Below is a block of data; give all of it again word for word.

Items from a dataset:
[start]

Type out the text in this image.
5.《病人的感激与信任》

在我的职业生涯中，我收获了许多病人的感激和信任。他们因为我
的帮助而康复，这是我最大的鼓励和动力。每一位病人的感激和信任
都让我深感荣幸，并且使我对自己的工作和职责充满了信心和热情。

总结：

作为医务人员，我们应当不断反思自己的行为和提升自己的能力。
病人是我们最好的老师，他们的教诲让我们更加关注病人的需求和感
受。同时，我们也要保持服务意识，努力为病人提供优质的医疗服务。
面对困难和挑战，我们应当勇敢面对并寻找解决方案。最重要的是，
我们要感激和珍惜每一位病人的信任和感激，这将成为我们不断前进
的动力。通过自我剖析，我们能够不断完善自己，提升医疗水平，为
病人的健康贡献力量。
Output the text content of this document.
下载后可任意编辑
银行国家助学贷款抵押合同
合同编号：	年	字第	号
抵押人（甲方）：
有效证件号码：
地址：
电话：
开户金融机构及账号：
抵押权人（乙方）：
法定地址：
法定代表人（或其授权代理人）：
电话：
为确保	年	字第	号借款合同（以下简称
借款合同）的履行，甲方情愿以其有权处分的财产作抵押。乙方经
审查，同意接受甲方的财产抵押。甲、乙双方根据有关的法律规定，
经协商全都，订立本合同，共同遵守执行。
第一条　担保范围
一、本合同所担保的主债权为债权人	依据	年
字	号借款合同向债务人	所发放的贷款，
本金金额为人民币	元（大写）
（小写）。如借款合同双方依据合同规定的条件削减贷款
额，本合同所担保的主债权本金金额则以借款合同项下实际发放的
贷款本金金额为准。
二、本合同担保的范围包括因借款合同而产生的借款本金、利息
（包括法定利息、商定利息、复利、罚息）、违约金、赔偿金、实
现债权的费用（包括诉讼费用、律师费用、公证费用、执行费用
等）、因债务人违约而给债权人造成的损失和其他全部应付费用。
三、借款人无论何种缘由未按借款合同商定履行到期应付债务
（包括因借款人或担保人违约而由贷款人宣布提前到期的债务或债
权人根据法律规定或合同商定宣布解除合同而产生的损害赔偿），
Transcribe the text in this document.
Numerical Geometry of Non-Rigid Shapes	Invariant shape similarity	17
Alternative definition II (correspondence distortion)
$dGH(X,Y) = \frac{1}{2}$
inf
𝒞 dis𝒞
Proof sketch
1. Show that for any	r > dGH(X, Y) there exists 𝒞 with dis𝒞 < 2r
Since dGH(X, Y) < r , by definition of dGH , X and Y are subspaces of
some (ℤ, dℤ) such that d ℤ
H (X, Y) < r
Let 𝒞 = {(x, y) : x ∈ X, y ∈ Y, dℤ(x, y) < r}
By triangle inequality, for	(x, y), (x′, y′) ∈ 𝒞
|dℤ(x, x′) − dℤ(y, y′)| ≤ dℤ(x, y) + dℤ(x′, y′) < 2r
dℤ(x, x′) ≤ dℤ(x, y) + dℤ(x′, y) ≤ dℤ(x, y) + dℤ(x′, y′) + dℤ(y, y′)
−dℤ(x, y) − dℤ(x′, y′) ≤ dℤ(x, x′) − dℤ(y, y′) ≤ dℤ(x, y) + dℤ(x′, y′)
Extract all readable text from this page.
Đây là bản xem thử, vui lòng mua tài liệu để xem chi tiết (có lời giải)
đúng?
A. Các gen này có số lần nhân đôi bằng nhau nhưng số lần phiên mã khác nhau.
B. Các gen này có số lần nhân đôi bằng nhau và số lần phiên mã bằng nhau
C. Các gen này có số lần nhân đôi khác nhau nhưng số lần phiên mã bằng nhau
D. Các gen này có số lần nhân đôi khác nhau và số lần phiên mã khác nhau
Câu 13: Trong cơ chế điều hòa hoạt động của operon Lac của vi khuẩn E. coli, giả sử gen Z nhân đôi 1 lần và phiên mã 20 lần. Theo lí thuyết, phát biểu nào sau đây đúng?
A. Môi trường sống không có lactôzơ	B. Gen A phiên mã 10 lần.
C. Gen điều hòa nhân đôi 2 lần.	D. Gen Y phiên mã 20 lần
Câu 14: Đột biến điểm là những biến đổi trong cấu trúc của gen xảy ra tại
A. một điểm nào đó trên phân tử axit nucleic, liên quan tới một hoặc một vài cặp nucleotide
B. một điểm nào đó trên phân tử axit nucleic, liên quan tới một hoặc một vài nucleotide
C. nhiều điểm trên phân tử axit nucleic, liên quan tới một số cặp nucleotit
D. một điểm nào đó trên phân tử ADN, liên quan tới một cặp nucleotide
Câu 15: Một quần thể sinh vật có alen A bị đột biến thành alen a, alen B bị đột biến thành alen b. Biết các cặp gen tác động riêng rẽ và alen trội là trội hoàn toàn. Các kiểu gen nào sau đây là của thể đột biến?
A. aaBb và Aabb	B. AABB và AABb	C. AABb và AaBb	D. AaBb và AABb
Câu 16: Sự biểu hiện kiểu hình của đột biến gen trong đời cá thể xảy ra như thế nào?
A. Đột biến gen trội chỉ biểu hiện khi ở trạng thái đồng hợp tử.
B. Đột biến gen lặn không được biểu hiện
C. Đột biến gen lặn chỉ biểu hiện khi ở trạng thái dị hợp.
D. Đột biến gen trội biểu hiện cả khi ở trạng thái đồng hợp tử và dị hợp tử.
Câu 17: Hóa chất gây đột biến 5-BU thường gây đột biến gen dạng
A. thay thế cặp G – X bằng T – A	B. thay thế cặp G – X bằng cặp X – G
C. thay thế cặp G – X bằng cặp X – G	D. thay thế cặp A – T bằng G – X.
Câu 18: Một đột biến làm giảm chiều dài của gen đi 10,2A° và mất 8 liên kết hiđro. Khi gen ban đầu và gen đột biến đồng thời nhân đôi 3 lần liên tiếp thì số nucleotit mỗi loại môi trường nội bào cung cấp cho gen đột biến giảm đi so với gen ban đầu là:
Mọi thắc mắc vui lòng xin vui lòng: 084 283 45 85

[end]

SOLUTION FOR THIS EXERCISE
Type out the text in this image.
5.《病人的感激与信任》

在我的职业生涯中，我收获了许多病人的感激和信任。他们因为我
的帮助而康复，这是我最大的鼓励和动力。每一位病人的感激和信任
都让我深感荣幸，并且使我对自己的工作和职责充满了信心和热情。

总结：

作为医务人员，我们应当不断反思自己的行为和提升自己的能力。
病人是我们最好的老师，他们的教诲让我们更加关注病人的需求和感
受。同时，我们也要保持服务意识，努力为病人提供优质的医疗服务。
面对困难和挑战，我们应当勇敢面对并寻找解决方案。最重要的是，
我们要感激和珍惜每一位病人的信任和感激，这将成为我们不断前进
的动力。通过自我剖析，我们能够不断完善自己，提升医疗水平，为
病人的健康贡献力量。
Output the text content of this document.
下载后可任意编辑
银行国家助学贷款抵押合同
合同编号：	年	字第	号
抵押人（甲方）：
有效证件号码：
地址：
电话：
开户金融机构及账号：
抵押权人（乙方）：
法定地址：
法定代表人（或其授权代理人）：
电话：
为确保	年	字第	号借款合同（以下简称
借款合同）的履行，甲方情愿以其有权处分的财产作抵押。乙方经
审查，同意接受甲方的财产抵押。甲、乙双方根据有关的法律规定，
经协商全都，订立本合同，共同遵守执行。
第一条　担保范围
一、本合同所担保的主债权为债权人	依据	年
字	号借款合同向债务人	所发放的贷款，
本金金额为人民币	元（大写）
（小写）。如借款合同双方依据合同规定的条件削减贷款
额，本合同所担保的主债权本金金额则以借款合同项下实际发放的
贷款本金金额为准。
二、本合同担保的范围包括因借款合同而产生的借款本金、利息
（包括法定利息、商定利息、复利、罚息）、违约金、赔偿金、实
现债权的费用（包括诉讼费用、律师费用、公证费用、执行费用
等）、因债务人违约而给债权人造成的损失和其他全部应付费用。
三、借款人无论何种缘由未按借款合同商定履行到期应付债务
（包括因借款人或担保人违约而由贷款人宣布提前到期的债务或债
权人根据法律规定或合同商定宣布解除合同而产生的损害赔偿），
Transcribe the text in this document.
Numerical Geometry of Non-Rigid Shapes	Invariant shape similarity	17
Alternative definition II (correspondence distortion)
$dGH(X,Y) = \frac{1}{2}$
inf
𝒞 dis𝒞
Proof sketch
1. Show that for any	r > dGH(X, Y) there exists 𝒞 with dis𝒞 < 2r
Since dGH(X, Y) < r , by definition of dGH , X and Y are subspaces of
some (ℤ, dℤ) such that d ℤ
H (X, Y) < r
Let 𝒞 = {(x, y) : x ∈ X, y ∈ Y, dℤ(x, y) < r}
By triangle inequality, for	(x, y), (x′, y′) ∈ 𝒞
|dℤ(x, x′) − dℤ(y, y′)| ≤ dℤ(x, y) + dℤ(x′, y′) < 2r
dℤ(x, x′) ≤ dℤ(x, y) + dℤ(x′, y) ≤ dℤ(x, y) + dℤ(x′, y′) + dℤ(y, y′)
−dℤ(x, y) − dℤ(x′, y′) ≤ dℤ(x, x′) − dℤ(y, y′) ≤ dℤ(x, y) + dℤ(x′, y′)
Extract all readable text from this page.
Đây là bản xem thử, vui lòng mua tài liệu để xem chi tiết (có lời giải)
đúng?
A. Các gen này có số lần nhân đôi bằng nhau nhưng số lần phiên mã khác nhau.
B. Các gen này có số lần nhân đôi bằng nhau và số lần phiên mã bằng nhau
C. Các gen này có số lần nhân đôi khác nhau nhưng số lần phiên mã bằng nhau
D. Các gen này có số lần nhân đôi khác nhau và số lần phiên mã khác nhau
Câu 13: Trong cơ chế điều hòa hoạt động của operon Lac của vi khuẩn E. coli, giả sử gen Z nhân đôi 1 lần và phiên mã 20 lần. Theo lí thuyết, phát biểu nào sau đây đúng?
A. Môi trường sống không có lactôzơ	B. Gen A phiên mã 10 lần.
C. Gen điều hòa nhân đôi 2 lần.	D. Gen Y phiên mã 20 lần
Câu 14: Đột biến điểm là những biến đổi trong cấu trúc của gen xảy ra tại
A. một điểm nào đó trên phân tử axit nucleic, liên quan tới một hoặc một vài cặp nucleotide
B. một điểm nào đó trên phân tử axit nucleic, liên quan tới một hoặc một vài nucleotide
C. nhiều điểm trên phân tử axit nucleic, liên quan tới một số cặp nucleotit
D. một điểm nào đó trên phân tử ADN, liên quan tới một cặp nucleotide
Câu 15: Một quần thể sinh vật có alen A bị đột biến thành alen a, alen B bị đột biến thành alen b. Biết các cặp gen tác động riêng rẽ và alen trội là trội hoàn toàn. Các kiểu gen nào sau đây là của thể đột biến?
A. aaBb và Aabb	B. AABB và AABb	C. AABb và AaBb	D. AaBb và AABb
Câu 16: Sự biểu hiện kiểu hình của đột biến gen trong đời cá thể xảy ra như thế nào?
A. Đột biến gen trội chỉ biểu hiện khi ở trạng thái đồng hợp tử.
B. Đột biến gen lặn không được biểu hiện
C. Đột biến gen lặn chỉ biểu hiện khi ở trạng thái dị hợp.
D. Đột biến gen trội biểu hiện cả khi ở trạng thái đồng hợp tử và dị hợp tử.
Câu 17: Hóa chất gây đột biến 5-BU thường gây đột biến gen dạng
A. thay thế cặp G – X bằng T – A	B. thay thế cặp G – X bằng cặp X – G
C. thay thế cặp G – X bằng cặp X – G	D. thay thế cặp A – T bằng G – X.
Câu 18: Một đột biến làm giảm chiều dài của gen đi 10,2A° và mất 8 liên kết hiđro. Khi gen ban đầu và gen đột biến đồng thời nhân đôi 3 lần liên tiếp thì số nucleotit mỗi loại môi trường nội bào cung cấp cho gen đột biến giảm đi so với gen ban đầu là:
Mọi thắc mắc vui lòng xin vui lòng: 084 283 45 85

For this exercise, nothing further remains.